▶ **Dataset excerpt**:
::::

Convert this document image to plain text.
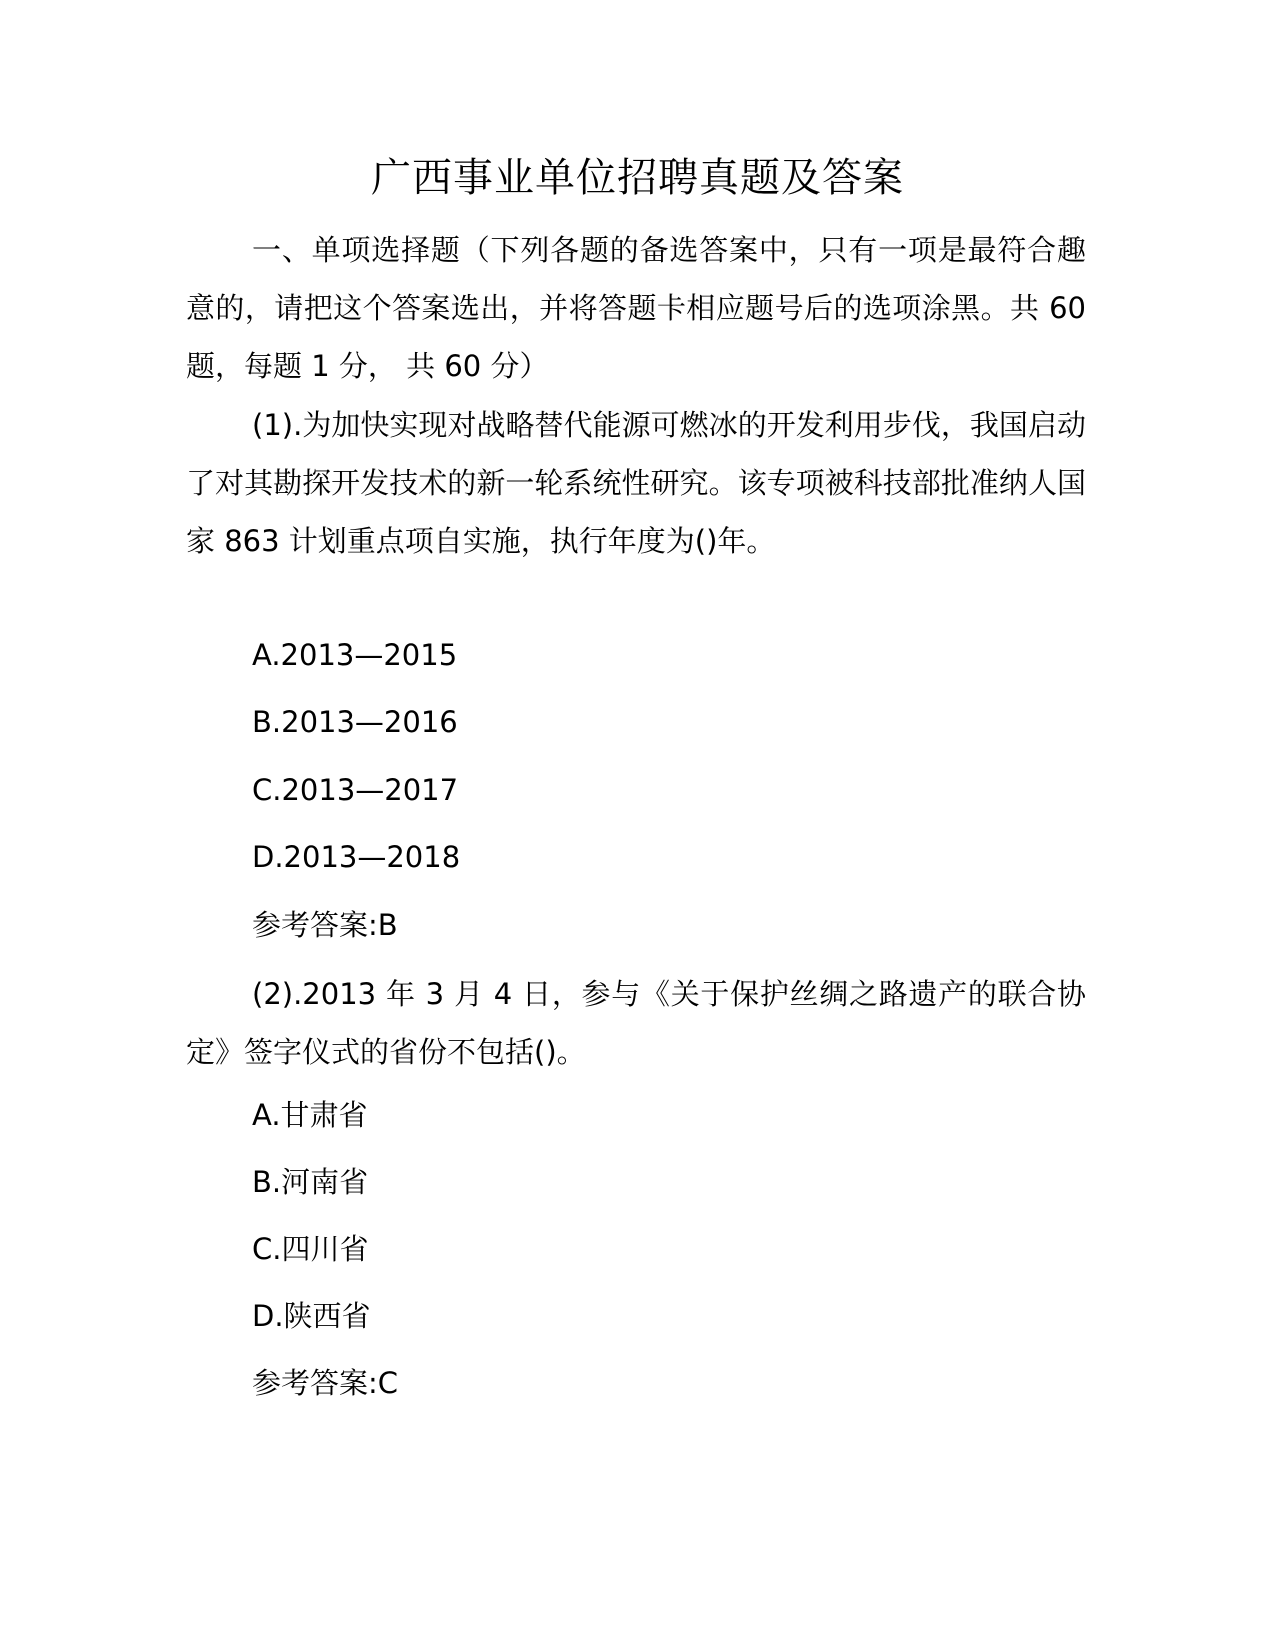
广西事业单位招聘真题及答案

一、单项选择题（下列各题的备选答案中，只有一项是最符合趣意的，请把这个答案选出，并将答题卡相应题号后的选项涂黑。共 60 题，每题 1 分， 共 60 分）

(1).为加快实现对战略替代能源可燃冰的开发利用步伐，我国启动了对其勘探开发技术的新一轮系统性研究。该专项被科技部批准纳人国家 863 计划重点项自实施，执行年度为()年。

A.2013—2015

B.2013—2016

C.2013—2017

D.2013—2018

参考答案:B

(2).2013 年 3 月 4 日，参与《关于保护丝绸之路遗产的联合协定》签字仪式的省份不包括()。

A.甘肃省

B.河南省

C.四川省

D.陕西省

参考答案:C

::::

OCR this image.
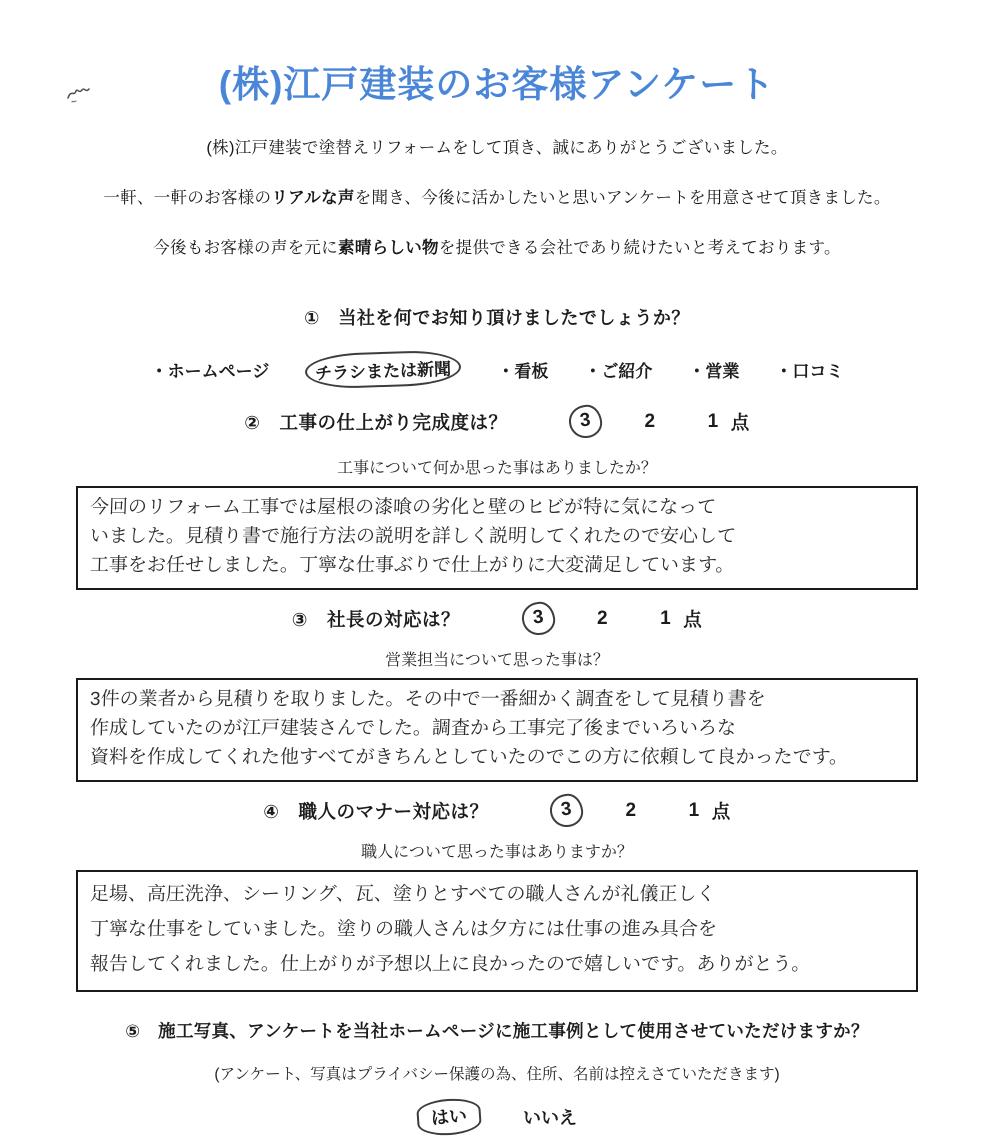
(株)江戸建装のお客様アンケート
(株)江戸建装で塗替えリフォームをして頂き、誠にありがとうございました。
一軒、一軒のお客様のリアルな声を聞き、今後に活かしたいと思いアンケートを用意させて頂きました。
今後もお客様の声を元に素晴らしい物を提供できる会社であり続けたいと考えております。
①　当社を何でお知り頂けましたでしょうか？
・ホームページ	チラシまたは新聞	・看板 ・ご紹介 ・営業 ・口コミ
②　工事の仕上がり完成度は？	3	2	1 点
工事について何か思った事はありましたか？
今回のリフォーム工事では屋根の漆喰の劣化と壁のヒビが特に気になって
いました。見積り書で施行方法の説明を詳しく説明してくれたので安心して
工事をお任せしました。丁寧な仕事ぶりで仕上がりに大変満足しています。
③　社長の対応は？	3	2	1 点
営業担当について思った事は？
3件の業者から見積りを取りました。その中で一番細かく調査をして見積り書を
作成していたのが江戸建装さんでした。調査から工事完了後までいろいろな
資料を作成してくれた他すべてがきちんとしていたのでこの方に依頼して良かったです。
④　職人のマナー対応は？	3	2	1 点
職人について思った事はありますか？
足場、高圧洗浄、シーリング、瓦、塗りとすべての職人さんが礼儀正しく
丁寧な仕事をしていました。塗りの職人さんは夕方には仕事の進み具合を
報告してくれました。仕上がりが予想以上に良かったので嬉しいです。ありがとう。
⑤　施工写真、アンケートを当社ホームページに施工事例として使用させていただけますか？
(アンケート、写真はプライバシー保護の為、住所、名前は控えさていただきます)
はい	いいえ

::::

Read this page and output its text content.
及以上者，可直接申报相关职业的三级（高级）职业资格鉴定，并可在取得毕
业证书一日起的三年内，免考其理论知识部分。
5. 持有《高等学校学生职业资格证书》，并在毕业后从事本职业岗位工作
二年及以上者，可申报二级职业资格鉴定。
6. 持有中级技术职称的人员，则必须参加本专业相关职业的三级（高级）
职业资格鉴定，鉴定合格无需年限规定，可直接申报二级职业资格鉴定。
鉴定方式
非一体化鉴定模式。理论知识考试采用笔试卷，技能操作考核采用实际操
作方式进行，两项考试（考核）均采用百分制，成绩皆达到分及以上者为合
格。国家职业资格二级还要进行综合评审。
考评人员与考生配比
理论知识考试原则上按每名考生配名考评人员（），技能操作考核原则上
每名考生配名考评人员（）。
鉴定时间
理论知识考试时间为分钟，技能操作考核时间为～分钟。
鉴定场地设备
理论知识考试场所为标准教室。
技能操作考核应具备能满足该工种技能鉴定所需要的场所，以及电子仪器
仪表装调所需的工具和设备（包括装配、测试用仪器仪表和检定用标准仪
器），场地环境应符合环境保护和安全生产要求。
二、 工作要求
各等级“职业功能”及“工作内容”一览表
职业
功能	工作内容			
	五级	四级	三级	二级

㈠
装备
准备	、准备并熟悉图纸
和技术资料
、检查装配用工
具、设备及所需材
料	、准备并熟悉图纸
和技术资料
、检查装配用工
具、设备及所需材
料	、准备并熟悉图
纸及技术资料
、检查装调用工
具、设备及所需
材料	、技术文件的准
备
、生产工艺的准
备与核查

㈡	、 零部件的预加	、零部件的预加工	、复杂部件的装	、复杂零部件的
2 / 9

::::

▶ **Task goal**:
Go through the records. Copy each line where "image" appears.

▶ **Reply**:
Convert this document image to plain text.
OCR this image.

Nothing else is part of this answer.